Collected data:
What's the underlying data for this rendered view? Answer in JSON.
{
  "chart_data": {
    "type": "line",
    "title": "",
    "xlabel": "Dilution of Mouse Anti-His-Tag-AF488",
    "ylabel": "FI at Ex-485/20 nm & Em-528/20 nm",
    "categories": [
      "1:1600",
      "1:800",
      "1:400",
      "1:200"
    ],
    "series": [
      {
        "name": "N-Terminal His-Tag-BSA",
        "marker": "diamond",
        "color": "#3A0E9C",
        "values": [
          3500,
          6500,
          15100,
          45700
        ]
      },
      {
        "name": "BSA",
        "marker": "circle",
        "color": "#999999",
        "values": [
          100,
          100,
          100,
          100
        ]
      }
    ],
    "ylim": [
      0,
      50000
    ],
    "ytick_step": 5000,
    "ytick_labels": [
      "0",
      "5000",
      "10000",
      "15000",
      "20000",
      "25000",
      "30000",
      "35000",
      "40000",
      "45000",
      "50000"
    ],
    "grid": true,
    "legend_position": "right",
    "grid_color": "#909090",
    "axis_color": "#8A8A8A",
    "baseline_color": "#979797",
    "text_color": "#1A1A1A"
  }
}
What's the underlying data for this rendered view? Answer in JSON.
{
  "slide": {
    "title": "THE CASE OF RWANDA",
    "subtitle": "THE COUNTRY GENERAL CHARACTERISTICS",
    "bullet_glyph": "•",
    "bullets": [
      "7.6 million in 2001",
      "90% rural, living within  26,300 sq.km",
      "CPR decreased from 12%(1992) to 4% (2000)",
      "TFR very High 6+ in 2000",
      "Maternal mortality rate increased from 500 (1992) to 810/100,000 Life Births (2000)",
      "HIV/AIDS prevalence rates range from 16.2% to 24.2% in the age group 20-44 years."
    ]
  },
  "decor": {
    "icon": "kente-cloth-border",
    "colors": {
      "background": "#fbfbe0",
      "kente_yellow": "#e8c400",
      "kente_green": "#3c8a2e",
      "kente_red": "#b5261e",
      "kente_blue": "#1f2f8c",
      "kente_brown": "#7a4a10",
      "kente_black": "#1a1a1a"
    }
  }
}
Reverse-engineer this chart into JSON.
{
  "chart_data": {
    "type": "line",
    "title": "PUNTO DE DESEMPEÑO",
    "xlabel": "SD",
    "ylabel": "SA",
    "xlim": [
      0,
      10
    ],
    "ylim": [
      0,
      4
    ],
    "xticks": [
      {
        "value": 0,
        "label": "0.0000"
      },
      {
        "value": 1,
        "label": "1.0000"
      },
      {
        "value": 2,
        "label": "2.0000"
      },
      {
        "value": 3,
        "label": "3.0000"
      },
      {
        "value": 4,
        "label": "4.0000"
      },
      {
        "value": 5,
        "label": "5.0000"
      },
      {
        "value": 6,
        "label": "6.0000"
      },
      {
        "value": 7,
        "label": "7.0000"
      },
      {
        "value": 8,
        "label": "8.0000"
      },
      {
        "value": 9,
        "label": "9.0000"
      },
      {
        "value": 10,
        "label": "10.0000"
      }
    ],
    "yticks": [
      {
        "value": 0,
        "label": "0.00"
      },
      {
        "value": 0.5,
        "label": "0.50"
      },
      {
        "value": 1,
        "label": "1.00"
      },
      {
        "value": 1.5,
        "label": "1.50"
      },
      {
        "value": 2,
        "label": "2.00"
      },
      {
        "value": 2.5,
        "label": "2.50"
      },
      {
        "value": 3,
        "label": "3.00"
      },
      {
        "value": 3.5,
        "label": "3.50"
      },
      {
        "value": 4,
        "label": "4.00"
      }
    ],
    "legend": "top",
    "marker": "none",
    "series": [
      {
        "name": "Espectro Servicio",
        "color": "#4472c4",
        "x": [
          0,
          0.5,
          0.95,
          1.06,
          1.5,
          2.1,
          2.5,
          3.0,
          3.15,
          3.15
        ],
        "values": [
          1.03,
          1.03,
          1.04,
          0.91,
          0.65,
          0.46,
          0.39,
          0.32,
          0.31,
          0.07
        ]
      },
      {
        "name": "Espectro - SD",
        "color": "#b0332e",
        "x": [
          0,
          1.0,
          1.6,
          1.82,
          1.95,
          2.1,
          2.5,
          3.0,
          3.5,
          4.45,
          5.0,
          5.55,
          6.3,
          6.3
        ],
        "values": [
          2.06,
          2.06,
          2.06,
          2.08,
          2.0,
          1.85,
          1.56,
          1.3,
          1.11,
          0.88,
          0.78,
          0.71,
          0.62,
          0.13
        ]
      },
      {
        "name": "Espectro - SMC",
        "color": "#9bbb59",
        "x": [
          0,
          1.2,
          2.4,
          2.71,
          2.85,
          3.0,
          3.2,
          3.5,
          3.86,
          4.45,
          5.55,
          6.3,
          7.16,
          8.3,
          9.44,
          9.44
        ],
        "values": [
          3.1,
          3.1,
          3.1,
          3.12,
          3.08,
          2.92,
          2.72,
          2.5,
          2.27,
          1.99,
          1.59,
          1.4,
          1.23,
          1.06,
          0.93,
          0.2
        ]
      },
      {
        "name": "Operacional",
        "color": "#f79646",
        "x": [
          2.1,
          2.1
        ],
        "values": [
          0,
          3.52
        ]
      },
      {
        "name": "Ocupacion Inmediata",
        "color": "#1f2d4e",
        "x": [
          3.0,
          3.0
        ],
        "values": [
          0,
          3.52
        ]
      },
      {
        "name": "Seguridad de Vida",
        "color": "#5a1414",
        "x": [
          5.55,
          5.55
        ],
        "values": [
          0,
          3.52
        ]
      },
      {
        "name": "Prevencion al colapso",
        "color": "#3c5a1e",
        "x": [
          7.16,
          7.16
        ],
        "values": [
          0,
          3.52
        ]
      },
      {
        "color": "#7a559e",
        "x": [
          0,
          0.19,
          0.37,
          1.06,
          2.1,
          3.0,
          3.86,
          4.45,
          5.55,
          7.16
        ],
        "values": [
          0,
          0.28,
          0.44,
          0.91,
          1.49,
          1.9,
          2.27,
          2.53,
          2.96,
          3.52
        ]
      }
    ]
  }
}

Problem requirements
Using the material above, count the lines containing the word "xlabel". Reply with the number alone.

Completed task
2